Collected data entries:
□ □ □ □

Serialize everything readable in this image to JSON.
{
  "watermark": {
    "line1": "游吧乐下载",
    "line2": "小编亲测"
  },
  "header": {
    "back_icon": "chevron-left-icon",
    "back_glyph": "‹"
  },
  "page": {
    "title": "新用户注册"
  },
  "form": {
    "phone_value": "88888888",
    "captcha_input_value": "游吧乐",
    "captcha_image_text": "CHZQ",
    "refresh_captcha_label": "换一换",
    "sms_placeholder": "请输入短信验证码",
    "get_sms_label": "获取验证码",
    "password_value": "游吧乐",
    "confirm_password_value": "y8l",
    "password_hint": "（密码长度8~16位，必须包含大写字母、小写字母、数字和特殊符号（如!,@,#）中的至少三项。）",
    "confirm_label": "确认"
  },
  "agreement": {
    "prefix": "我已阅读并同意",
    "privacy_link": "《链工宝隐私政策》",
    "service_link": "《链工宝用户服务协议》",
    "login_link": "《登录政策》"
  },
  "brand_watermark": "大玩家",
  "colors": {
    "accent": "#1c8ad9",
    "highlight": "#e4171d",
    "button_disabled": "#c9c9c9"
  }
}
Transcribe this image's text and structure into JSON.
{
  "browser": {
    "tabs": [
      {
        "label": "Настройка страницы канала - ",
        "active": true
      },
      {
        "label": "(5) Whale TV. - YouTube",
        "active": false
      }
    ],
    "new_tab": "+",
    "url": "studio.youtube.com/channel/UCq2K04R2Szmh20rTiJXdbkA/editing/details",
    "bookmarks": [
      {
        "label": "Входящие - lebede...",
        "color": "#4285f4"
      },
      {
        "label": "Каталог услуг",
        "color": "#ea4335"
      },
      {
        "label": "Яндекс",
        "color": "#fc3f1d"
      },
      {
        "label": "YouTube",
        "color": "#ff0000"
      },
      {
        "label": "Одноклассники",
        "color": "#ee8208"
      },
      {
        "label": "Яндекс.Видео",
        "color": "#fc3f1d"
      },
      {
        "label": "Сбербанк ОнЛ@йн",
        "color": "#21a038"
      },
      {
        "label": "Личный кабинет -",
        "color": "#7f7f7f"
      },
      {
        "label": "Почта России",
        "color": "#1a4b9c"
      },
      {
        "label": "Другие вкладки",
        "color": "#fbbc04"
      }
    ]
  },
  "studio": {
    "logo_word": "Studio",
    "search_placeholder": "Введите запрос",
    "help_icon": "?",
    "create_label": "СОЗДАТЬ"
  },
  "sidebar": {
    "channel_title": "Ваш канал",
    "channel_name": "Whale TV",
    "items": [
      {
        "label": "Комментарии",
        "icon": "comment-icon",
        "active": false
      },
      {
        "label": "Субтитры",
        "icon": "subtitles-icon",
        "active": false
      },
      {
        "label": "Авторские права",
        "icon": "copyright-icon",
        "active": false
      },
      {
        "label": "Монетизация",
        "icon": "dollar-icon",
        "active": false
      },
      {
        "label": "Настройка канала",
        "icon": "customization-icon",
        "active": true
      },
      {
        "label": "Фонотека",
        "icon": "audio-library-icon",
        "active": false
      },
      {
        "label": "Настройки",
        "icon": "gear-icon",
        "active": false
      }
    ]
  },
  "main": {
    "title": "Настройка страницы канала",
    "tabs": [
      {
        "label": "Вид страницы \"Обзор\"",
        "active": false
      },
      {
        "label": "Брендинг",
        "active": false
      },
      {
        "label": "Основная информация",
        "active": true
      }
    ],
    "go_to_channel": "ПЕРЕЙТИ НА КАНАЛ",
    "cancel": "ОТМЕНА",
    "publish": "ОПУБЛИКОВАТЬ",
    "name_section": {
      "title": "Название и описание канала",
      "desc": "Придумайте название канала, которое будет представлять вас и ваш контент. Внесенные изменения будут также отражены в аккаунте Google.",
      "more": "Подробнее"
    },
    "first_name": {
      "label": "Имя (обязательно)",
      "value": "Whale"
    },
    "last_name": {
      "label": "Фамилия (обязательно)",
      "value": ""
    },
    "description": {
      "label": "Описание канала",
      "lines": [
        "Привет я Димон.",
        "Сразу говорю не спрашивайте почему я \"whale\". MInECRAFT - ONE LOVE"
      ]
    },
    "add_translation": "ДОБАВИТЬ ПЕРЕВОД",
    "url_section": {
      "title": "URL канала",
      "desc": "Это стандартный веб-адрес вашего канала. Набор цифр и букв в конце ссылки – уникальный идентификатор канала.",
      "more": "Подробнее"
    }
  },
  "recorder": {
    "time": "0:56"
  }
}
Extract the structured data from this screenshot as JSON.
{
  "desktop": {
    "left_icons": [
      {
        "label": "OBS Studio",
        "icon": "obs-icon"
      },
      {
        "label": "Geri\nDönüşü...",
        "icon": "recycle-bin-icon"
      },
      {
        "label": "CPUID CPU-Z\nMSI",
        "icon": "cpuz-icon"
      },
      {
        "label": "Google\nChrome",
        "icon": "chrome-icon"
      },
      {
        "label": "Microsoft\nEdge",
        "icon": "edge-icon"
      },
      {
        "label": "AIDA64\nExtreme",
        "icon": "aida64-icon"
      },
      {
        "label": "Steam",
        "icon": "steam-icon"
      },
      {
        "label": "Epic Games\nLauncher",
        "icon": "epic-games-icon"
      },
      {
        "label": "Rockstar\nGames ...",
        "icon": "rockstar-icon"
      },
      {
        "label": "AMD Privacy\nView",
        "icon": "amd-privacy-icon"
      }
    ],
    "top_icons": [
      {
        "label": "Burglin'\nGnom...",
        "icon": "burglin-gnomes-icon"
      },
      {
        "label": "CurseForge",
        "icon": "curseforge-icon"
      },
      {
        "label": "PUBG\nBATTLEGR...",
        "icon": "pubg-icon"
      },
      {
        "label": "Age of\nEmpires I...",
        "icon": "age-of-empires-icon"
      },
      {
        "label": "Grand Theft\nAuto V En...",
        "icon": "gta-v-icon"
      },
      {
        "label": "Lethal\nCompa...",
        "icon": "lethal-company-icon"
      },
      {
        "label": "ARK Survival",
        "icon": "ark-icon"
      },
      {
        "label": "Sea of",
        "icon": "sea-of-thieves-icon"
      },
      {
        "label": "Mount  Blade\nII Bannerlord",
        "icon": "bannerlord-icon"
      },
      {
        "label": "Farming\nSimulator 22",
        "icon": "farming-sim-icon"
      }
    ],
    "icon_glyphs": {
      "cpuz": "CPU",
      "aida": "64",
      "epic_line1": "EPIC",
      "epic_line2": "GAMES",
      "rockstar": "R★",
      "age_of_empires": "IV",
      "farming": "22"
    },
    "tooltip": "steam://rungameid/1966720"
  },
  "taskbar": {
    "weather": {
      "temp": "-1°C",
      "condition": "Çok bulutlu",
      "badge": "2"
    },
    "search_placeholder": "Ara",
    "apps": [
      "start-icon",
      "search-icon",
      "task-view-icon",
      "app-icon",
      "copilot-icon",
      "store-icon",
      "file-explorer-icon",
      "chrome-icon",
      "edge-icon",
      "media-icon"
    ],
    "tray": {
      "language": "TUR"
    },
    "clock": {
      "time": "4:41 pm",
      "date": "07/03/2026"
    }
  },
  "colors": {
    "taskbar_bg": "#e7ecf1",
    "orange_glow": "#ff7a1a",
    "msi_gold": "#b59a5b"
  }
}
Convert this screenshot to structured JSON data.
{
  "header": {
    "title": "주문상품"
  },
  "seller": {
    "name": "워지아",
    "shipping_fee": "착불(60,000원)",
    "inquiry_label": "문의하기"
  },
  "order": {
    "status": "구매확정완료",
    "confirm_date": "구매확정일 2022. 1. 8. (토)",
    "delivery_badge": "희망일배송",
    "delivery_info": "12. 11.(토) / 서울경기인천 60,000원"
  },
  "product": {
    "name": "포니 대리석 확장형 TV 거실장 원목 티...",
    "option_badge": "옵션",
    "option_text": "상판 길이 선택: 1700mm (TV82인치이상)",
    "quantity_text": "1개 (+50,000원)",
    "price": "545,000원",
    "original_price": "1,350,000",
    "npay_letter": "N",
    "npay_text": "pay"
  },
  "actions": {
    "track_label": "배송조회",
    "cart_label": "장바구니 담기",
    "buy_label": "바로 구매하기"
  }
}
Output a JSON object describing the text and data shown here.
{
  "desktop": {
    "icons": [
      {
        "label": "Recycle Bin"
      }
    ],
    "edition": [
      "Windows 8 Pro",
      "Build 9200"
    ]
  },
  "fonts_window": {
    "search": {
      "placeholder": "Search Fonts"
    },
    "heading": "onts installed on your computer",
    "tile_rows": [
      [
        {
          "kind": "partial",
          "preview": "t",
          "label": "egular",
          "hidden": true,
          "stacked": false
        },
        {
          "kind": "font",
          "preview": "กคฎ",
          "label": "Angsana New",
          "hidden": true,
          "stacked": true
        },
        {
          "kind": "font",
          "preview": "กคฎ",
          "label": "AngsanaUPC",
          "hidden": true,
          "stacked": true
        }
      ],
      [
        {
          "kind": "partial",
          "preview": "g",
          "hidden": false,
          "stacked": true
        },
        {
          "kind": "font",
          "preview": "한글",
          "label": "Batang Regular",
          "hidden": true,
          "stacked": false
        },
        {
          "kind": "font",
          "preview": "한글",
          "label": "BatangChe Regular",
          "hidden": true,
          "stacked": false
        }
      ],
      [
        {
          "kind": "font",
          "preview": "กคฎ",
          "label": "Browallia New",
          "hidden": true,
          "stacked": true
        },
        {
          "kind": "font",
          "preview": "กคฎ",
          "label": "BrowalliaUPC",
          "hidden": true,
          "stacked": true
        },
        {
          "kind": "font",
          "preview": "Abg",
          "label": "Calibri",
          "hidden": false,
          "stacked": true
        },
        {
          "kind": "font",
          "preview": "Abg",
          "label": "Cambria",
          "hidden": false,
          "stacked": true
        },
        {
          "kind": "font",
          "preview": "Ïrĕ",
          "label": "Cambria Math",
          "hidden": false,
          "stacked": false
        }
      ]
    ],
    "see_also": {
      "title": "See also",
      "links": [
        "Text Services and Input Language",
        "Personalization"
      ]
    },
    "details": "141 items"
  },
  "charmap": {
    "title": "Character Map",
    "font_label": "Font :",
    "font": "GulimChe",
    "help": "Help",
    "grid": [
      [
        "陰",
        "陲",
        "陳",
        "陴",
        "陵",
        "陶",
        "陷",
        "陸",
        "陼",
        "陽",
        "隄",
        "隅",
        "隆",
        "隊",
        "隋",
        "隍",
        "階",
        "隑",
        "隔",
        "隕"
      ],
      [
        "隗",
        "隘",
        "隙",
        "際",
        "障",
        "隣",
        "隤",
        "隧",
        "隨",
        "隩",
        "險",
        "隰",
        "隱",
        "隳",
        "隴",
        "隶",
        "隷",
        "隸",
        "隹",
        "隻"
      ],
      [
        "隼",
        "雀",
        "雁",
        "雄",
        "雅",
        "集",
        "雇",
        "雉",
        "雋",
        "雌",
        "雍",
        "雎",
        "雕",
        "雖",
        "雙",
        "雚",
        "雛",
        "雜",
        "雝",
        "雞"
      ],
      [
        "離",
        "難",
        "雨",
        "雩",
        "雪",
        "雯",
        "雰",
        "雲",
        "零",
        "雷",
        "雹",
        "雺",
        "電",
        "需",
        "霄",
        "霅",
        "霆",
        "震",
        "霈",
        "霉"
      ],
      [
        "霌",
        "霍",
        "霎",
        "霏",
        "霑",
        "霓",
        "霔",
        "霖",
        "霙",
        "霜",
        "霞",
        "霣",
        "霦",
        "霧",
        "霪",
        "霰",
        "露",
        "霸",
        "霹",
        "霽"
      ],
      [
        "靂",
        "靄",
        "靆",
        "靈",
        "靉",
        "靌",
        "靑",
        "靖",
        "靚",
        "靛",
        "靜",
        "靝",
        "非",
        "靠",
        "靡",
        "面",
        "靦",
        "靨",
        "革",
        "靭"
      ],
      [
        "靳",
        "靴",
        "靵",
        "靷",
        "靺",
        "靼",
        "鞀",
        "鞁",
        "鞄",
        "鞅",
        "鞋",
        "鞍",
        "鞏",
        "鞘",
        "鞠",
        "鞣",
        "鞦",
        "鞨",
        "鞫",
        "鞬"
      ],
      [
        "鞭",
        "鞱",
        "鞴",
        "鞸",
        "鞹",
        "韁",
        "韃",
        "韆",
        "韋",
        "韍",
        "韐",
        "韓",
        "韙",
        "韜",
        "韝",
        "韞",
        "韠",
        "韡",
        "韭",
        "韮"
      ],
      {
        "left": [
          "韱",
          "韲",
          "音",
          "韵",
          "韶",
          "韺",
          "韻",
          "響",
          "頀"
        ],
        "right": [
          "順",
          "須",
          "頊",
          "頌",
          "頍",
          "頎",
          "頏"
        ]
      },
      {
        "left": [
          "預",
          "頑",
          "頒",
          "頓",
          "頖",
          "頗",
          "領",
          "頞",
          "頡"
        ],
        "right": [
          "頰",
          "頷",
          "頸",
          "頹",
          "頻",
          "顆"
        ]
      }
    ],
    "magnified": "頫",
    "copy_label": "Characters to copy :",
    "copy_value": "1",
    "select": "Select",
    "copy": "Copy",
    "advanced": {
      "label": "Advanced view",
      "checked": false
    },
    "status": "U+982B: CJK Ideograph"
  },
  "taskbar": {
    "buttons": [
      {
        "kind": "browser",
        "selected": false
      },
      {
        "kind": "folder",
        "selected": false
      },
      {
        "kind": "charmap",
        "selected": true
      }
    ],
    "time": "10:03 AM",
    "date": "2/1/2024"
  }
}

□ □ □ □

### What the task requires
From the data above, copy out every line with the string "status" in it.

### Solution
    "status": "구매확정완료",
    "status": "U+982B: CJK Ideograph"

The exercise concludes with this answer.